Instruction: Select, from the data, each line where "structured" occurs.

--- BEGIN Given information ---

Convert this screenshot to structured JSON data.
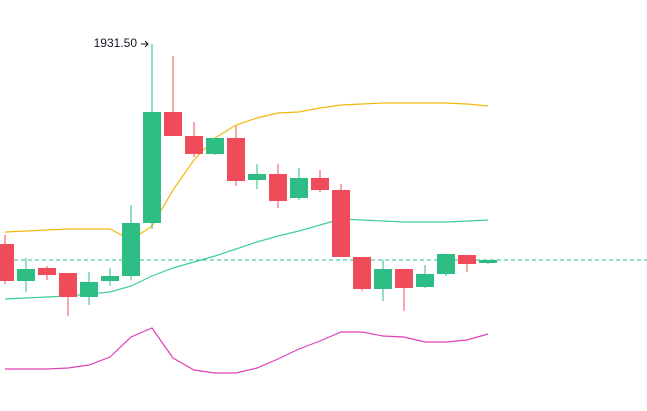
{
  "chart_data": {
    "type": "candlestick",
    "ylim": [
      1913.15,
      1933.7
    ],
    "up_color": "#2ebd85",
    "down_color": "#ef4b5a",
    "candles": {
      "open": [
        1921.5,
        1919.65,
        1920.3,
        1920.05,
        1918.85,
        1919.65,
        1919.9,
        1922.55,
        1928.1,
        1926.9,
        1926.0,
        1926.8,
        1924.7,
        1925.0,
        1923.8,
        1924.8,
        1924.2,
        1920.85,
        1919.25,
        1920.25,
        1919.35,
        1920.0,
        1920.95,
        1920.55
      ],
      "high": [
        1921.95,
        1920.8,
        1920.4,
        1920.05,
        1920.1,
        1920.3,
        1923.45,
        1931.5,
        1930.9,
        1927.6,
        1926.8,
        1927.4,
        1925.5,
        1925.5,
        1925.3,
        1925.2,
        1924.5,
        1920.85,
        1920.7,
        1920.25,
        1920.45,
        1921.0,
        1920.95,
        1920.7
      ],
      "low": [
        1919.5,
        1919.1,
        1919.7,
        1917.9,
        1918.45,
        1919.4,
        1919.7,
        1922.25,
        1926.9,
        1925.85,
        1925.95,
        1924.4,
        1924.25,
        1923.3,
        1923.7,
        1924.1,
        1920.85,
        1919.15,
        1918.65,
        1918.15,
        1919.3,
        1919.9,
        1920.1,
        1920.5
      ],
      "close": [
        1919.65,
        1920.25,
        1919.95,
        1918.85,
        1919.6,
        1919.9,
        1922.55,
        1928.1,
        1926.9,
        1926.0,
        1926.8,
        1924.65,
        1925.0,
        1923.65,
        1924.8,
        1924.2,
        1920.85,
        1919.25,
        1920.25,
        1919.3,
        1920.0,
        1921.0,
        1920.5,
        1920.7
      ]
    },
    "overlays": [
      {
        "color": "#f0b90b",
        "values": [
          1922.1,
          1922.15,
          1922.2,
          1922.25,
          1922.25,
          1922.25,
          1921.7,
          1922.4,
          1924.2,
          1925.7,
          1926.8,
          1927.45,
          1927.8,
          1928.05,
          1928.1,
          1928.3,
          1928.45,
          1928.5,
          1928.55,
          1928.55,
          1928.55,
          1928.55,
          1928.5,
          1928.4
        ]
      },
      {
        "color": "#3fcf9a",
        "values": [
          1918.75,
          1918.8,
          1918.85,
          1918.9,
          1919.0,
          1919.1,
          1919.4,
          1919.9,
          1920.3,
          1920.6,
          1920.9,
          1921.25,
          1921.6,
          1921.9,
          1922.15,
          1922.45,
          1922.75,
          1922.7,
          1922.65,
          1922.6,
          1922.6,
          1922.6,
          1922.65,
          1922.7
        ]
      },
      {
        "color": "#e040b8",
        "values": [
          1915.25,
          1915.25,
          1915.25,
          1915.3,
          1915.45,
          1915.85,
          1916.85,
          1917.3,
          1915.8,
          1915.2,
          1915.05,
          1915.05,
          1915.3,
          1915.75,
          1916.25,
          1916.65,
          1917.1,
          1917.1,
          1916.9,
          1916.85,
          1916.6,
          1916.6,
          1916.7,
          1917.0
        ]
      }
    ],
    "last_price": 1920.7,
    "annotation": {
      "label": "1931.50",
      "value": 1931.5
    }
  }
}
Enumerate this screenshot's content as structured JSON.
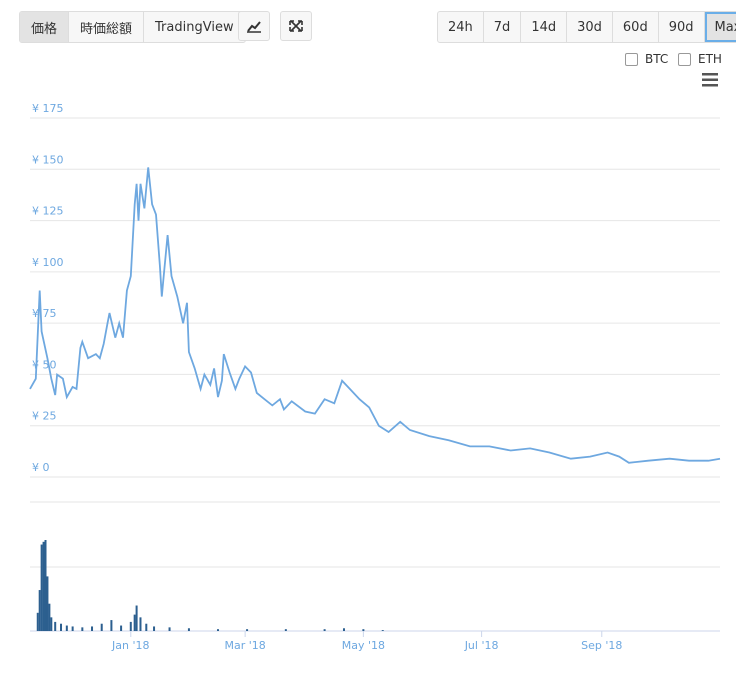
{
  "toolbar": {
    "tabs": [
      "価格",
      "時価総額",
      "TradingView"
    ],
    "ranges": [
      "24h",
      "7d",
      "14d",
      "30d",
      "60d",
      "90d",
      "Max"
    ],
    "toggles": [
      "BTC",
      "ETH"
    ]
  },
  "chart_data": [
    {
      "type": "line",
      "color": "#6ea8e0",
      "grid": true,
      "xlim": [
        -52,
        304
      ],
      "ylim": [
        0,
        175
      ],
      "yticks": [
        {
          "value": 0,
          "label": "¥ 0"
        },
        {
          "value": 25,
          "label": "¥ 25"
        },
        {
          "value": 50,
          "label": "¥ 50"
        },
        {
          "value": 75,
          "label": "¥ 75"
        },
        {
          "value": 100,
          "label": "¥ 100"
        },
        {
          "value": 125,
          "label": "¥ 125"
        },
        {
          "value": 150,
          "label": "¥ 150"
        },
        {
          "value": 175,
          "label": "¥ 175"
        }
      ],
      "x": [
        -52,
        -49,
        -47,
        -46,
        -43,
        -41,
        -39,
        -38,
        -35,
        -33,
        -30,
        -28,
        -26,
        -25,
        -22,
        -18,
        -16,
        -14,
        -12,
        -11,
        -8,
        -6,
        -4,
        -2,
        0,
        2,
        3,
        4,
        5,
        7,
        9,
        11,
        13,
        15,
        16,
        17,
        19,
        21,
        24,
        27,
        29,
        30,
        33,
        36,
        38,
        41,
        43,
        45,
        47,
        48,
        51,
        54,
        56,
        59,
        62,
        65,
        69,
        73,
        77,
        79,
        83,
        90,
        95,
        100,
        105,
        109,
        113,
        118,
        123,
        128,
        133,
        139,
        144,
        154,
        164,
        175,
        185,
        196,
        206,
        216,
        227,
        237,
        246,
        252,
        257,
        267,
        278,
        288,
        298,
        304
      ],
      "values": [
        40,
        45,
        88,
        68,
        55,
        45,
        37,
        47,
        45,
        36,
        41,
        40,
        60,
        63,
        55,
        57,
        55,
        62,
        72,
        77,
        65,
        72,
        65,
        88,
        95,
        130,
        140,
        122,
        140,
        128,
        148,
        130,
        125,
        100,
        85,
        95,
        115,
        95,
        85,
        72,
        82,
        58,
        50,
        40,
        47,
        42,
        50,
        36,
        44,
        57,
        48,
        40,
        45,
        51,
        48,
        38,
        35,
        32,
        35,
        30,
        34,
        29,
        28,
        35,
        33,
        44,
        40,
        35,
        31,
        22,
        19,
        24,
        20,
        17,
        15,
        12,
        12,
        10,
        11,
        9,
        6,
        7,
        9,
        7,
        4,
        5,
        6,
        5,
        5,
        6
      ]
    },
    {
      "type": "bar",
      "color": "#2c5f8f",
      "xlim": [
        -52,
        304
      ],
      "ylim": [
        0,
        100
      ],
      "xticks": [
        {
          "value": 0,
          "label": "Jan '18"
        },
        {
          "value": 59,
          "label": "Mar '18"
        },
        {
          "value": 120,
          "label": "May '18"
        },
        {
          "value": 181,
          "label": "Jul '18"
        },
        {
          "value": 243,
          "label": "Sep '18"
        }
      ],
      "x": [
        -48,
        -47,
        -46,
        -45,
        -44,
        -43,
        -42,
        -41,
        -39,
        -36,
        -33,
        -30,
        -25,
        -20,
        -15,
        -10,
        -5,
        0,
        2,
        3,
        5,
        8,
        12,
        20,
        30,
        45,
        60,
        80,
        100,
        110,
        120,
        130
      ],
      "values": [
        20,
        45,
        95,
        98,
        100,
        60,
        30,
        15,
        10,
        8,
        6,
        5,
        4,
        5,
        8,
        12,
        6,
        10,
        18,
        28,
        15,
        8,
        5,
        4,
        3,
        2,
        2,
        2,
        2,
        3,
        2,
        1
      ]
    }
  ]
}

--- END Given information ---

Complete output:
Convert this screenshot to structured JSON data.
Enumerate this screenshot's content as structured JSON.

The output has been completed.